Dataset rows:
———
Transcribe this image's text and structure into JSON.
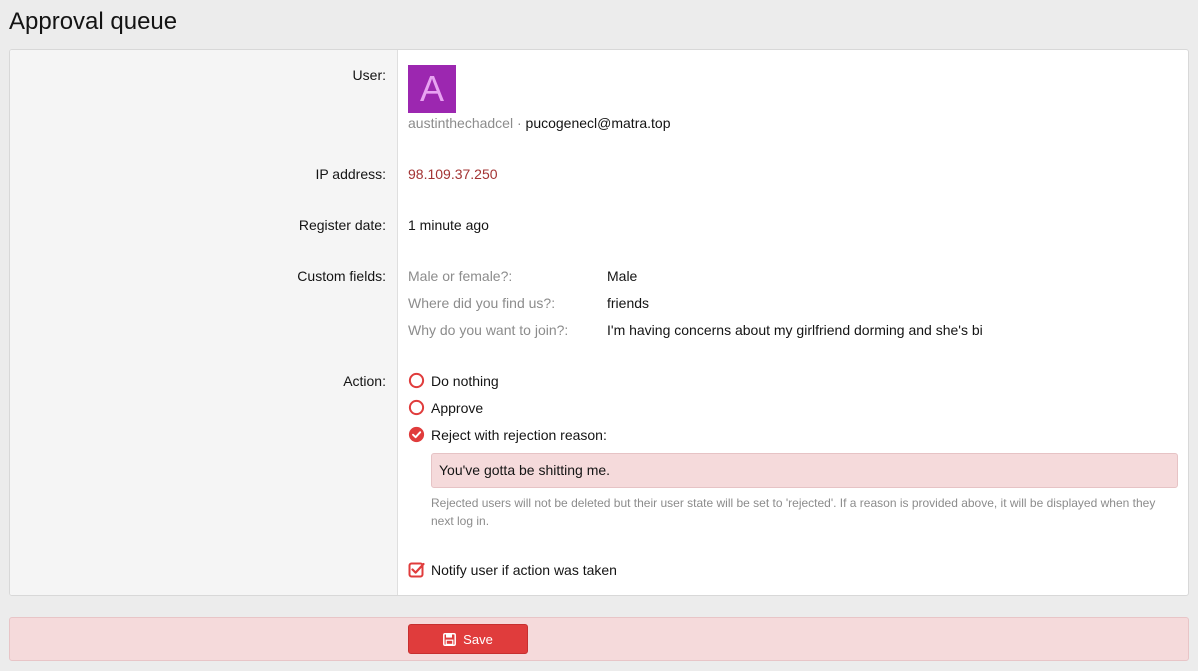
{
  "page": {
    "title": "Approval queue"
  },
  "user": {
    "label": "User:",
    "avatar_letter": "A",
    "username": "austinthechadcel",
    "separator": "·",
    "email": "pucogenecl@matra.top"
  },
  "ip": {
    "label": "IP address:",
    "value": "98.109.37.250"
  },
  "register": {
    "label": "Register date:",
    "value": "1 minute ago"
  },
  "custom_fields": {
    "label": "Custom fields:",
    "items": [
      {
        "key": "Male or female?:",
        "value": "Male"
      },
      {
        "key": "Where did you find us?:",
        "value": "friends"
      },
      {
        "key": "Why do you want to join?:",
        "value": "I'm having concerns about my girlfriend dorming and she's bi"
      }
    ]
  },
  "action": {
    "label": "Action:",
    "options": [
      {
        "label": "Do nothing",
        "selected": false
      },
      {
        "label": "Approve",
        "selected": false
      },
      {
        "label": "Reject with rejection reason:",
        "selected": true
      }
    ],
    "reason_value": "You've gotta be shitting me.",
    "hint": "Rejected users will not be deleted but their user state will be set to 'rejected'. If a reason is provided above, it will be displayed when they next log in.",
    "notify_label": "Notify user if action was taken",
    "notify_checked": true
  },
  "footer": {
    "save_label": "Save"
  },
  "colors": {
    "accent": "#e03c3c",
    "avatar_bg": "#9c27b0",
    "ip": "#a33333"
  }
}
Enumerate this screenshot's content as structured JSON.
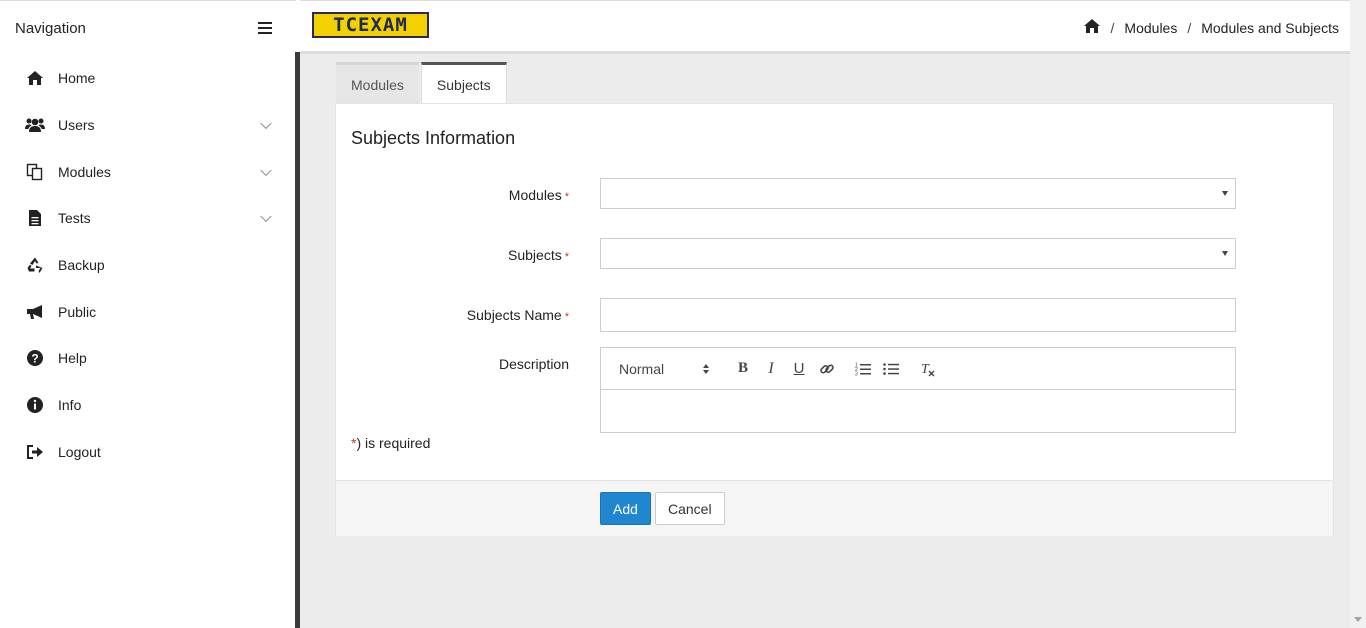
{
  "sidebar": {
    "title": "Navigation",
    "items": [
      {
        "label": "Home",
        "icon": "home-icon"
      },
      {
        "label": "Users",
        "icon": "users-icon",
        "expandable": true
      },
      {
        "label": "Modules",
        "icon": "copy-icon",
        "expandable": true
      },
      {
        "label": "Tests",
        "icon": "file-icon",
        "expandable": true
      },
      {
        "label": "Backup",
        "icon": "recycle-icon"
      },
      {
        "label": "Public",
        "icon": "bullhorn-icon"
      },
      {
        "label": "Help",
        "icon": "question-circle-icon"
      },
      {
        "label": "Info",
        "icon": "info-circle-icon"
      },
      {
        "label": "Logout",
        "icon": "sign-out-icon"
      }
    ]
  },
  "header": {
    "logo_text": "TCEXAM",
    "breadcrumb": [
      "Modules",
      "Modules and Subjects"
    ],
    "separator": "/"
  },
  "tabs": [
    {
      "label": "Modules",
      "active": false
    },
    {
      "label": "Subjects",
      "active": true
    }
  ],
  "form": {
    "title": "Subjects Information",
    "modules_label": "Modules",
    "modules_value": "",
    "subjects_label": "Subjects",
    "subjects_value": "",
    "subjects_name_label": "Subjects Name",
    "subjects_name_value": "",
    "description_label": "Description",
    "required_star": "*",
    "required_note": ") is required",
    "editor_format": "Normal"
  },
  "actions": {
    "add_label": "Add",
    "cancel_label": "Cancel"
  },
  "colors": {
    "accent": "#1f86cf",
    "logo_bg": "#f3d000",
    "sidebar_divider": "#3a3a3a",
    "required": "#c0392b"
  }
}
———
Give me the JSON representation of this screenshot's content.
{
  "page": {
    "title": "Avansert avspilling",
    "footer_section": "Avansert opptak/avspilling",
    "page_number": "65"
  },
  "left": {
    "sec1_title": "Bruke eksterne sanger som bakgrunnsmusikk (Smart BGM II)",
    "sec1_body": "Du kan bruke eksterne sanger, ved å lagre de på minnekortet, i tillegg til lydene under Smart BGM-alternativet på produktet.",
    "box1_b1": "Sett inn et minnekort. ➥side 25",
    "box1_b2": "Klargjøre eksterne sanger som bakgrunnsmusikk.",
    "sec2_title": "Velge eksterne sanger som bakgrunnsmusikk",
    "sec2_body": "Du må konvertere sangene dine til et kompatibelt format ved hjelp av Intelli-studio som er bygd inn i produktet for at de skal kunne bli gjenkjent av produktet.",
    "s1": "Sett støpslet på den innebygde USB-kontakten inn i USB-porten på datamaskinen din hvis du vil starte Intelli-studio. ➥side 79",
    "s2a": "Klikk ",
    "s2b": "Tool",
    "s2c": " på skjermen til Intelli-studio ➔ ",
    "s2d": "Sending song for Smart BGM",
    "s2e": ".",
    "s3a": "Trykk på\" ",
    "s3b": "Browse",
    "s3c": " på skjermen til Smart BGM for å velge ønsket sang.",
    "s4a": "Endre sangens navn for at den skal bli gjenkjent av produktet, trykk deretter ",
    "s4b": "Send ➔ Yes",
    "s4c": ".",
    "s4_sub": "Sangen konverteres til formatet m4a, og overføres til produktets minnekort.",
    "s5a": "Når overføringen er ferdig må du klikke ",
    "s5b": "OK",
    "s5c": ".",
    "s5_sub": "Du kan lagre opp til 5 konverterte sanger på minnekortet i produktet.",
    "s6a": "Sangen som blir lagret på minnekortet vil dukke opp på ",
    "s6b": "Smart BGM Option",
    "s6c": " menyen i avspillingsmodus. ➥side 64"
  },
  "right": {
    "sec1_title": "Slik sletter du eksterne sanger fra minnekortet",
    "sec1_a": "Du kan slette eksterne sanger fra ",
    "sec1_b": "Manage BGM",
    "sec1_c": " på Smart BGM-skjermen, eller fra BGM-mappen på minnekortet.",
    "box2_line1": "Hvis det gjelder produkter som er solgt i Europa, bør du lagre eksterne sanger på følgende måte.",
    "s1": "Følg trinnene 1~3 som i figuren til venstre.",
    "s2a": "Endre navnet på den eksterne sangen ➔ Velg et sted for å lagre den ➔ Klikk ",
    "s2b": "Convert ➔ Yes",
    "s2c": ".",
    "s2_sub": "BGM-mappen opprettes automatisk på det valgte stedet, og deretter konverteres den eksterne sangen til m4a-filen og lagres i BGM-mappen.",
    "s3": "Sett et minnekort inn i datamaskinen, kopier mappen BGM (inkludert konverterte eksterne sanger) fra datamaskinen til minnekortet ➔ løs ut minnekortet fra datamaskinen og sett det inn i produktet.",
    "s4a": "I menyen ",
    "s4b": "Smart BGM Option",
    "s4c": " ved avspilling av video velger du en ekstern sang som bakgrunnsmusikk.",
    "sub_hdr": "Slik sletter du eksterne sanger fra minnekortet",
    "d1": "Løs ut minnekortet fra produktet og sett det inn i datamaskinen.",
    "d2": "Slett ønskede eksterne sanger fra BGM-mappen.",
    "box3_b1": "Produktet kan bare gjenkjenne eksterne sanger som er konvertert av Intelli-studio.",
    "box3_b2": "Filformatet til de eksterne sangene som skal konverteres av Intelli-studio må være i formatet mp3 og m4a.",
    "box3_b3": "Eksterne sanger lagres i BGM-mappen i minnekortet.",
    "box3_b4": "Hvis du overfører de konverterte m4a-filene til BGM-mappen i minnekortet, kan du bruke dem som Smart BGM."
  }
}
———
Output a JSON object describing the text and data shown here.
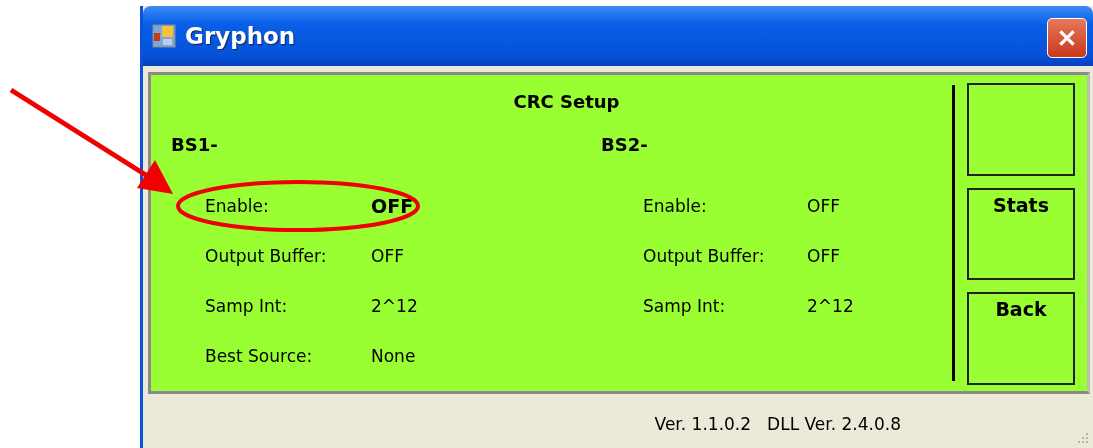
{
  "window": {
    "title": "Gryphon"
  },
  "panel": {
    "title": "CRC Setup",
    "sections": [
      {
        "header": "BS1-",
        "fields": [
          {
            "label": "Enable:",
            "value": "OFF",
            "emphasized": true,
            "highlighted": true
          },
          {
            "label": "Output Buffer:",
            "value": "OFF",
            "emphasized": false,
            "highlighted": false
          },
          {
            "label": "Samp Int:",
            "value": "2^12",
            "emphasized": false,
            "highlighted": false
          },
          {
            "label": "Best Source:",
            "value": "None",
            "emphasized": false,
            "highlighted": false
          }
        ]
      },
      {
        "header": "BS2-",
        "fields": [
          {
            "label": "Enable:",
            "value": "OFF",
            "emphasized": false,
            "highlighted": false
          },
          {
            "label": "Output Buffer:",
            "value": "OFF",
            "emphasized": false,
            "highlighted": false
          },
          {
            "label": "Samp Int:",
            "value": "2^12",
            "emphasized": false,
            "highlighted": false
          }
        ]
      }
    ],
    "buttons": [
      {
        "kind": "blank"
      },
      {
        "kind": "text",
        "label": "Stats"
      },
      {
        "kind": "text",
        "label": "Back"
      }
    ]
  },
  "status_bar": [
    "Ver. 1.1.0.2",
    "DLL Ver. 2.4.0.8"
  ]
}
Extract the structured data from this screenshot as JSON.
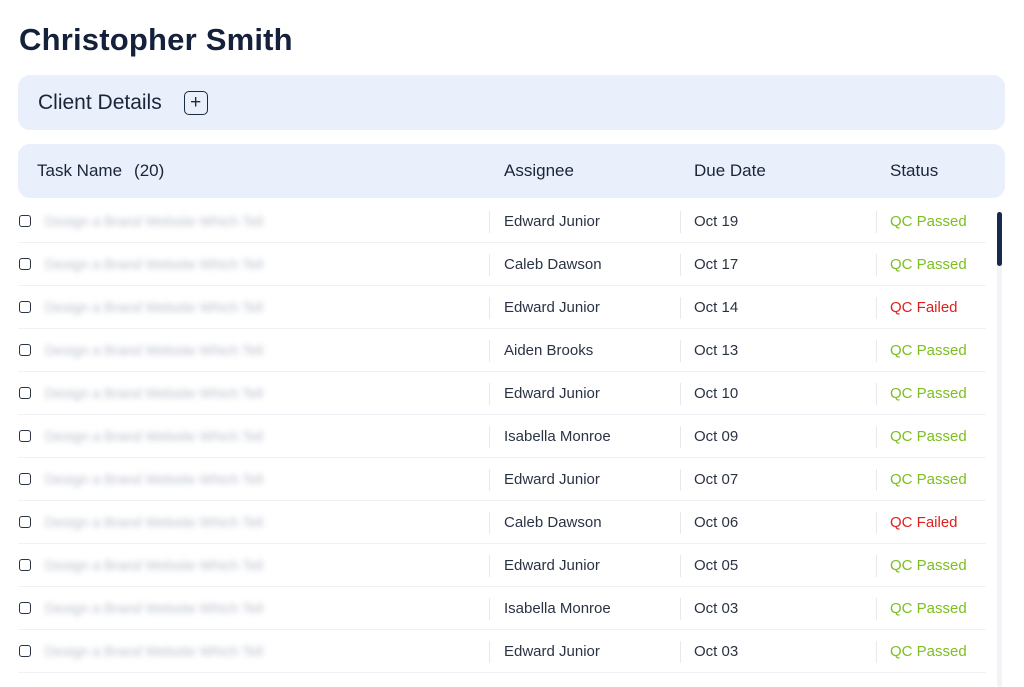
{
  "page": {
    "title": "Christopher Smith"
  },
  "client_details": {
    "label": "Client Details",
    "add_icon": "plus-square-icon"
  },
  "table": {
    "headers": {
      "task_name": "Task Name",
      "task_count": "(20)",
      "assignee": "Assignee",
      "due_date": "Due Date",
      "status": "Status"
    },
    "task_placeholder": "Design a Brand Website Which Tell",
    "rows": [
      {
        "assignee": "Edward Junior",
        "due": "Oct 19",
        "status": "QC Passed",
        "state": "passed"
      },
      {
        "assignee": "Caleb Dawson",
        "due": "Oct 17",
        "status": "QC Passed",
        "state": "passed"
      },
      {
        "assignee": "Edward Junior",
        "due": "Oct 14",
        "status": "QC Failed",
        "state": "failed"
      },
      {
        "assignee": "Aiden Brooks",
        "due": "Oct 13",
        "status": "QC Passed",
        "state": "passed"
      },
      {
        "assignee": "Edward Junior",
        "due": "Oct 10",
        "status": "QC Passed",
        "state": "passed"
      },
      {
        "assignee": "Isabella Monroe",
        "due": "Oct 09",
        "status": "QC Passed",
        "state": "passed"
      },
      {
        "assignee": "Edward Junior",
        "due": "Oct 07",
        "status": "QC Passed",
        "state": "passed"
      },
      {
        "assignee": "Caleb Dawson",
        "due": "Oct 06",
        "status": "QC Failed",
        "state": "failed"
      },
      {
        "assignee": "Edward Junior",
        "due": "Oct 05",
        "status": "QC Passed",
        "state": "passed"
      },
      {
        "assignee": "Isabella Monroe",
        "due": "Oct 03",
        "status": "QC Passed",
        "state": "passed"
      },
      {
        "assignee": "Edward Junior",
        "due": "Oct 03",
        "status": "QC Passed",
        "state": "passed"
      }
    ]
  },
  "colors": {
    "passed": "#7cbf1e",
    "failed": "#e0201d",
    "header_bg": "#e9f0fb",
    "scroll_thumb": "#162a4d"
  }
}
———
• **WRITTEN INSTRUCTION**
Count the lines of the listing above that include the word "circle" and state the total with nothing else.

• **THE COMPLETED TASK**
2